• Problem statement
Show every line containing "ZIMMERMANN" by copying it.

>> start Supplied data

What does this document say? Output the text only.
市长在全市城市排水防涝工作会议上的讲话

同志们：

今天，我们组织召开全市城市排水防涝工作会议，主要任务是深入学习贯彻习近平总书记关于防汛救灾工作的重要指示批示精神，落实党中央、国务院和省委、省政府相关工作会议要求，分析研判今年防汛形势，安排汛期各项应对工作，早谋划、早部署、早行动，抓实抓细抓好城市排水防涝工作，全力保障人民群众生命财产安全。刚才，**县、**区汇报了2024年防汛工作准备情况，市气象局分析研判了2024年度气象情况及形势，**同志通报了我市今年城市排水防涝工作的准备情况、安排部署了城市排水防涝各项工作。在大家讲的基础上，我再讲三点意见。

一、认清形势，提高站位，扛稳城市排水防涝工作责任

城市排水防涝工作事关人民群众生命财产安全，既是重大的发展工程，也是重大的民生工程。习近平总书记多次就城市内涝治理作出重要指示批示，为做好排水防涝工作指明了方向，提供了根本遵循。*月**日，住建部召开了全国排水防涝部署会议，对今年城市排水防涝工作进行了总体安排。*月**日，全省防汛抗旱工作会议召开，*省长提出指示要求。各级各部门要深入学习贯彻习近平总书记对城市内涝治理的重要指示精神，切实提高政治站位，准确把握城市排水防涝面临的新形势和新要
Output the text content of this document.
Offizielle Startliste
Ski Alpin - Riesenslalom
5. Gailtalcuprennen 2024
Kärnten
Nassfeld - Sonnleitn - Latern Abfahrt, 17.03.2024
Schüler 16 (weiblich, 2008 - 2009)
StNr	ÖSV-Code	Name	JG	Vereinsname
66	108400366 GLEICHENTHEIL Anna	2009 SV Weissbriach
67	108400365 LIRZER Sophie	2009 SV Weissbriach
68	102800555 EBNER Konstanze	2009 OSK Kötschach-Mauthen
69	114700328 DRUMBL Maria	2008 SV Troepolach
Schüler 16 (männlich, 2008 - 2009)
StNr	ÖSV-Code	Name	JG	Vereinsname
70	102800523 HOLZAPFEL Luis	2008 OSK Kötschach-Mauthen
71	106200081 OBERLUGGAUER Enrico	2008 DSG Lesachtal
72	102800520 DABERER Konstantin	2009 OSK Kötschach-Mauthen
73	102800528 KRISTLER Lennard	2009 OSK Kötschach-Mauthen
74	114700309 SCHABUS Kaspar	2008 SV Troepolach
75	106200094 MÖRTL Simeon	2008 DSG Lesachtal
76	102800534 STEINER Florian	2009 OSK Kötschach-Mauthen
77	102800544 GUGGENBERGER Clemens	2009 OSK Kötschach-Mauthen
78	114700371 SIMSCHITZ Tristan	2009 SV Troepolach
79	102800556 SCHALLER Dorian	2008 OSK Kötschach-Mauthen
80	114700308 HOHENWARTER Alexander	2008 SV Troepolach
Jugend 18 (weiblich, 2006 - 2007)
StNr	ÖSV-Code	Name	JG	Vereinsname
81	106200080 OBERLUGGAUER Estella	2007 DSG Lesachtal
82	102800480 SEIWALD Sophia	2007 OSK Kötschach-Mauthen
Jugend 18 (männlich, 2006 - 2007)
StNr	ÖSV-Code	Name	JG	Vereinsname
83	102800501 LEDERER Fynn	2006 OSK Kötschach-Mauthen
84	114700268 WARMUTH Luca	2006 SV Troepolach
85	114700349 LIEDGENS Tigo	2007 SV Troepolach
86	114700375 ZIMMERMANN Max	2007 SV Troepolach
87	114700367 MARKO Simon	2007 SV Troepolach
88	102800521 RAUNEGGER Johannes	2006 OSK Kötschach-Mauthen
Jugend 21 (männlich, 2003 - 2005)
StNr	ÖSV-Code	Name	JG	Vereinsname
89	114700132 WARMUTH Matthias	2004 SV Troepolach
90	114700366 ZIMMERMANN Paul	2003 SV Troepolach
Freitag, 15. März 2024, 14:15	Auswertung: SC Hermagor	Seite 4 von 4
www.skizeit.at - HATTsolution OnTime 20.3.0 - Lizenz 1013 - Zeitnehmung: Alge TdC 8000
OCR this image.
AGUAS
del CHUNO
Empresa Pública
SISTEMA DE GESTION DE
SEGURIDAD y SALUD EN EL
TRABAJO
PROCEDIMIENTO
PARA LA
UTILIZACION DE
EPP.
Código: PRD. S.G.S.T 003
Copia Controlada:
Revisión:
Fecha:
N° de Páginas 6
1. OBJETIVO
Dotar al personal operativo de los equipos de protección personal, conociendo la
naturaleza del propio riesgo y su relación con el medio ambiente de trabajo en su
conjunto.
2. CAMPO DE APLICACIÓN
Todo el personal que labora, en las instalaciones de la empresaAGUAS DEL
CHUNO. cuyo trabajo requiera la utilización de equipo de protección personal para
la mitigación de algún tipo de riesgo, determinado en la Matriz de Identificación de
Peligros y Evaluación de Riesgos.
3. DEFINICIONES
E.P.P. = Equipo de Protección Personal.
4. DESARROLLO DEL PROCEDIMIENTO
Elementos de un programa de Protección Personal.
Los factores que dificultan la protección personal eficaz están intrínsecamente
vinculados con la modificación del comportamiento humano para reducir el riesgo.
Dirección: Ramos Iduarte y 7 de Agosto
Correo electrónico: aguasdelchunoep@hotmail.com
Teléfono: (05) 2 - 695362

>> end Supplied data

• Written reply
86	114700375 ZIMMERMANN Max	2007 SV Troepolach
90	114700366 ZIMMERMANN Paul	2003 SV Troepolach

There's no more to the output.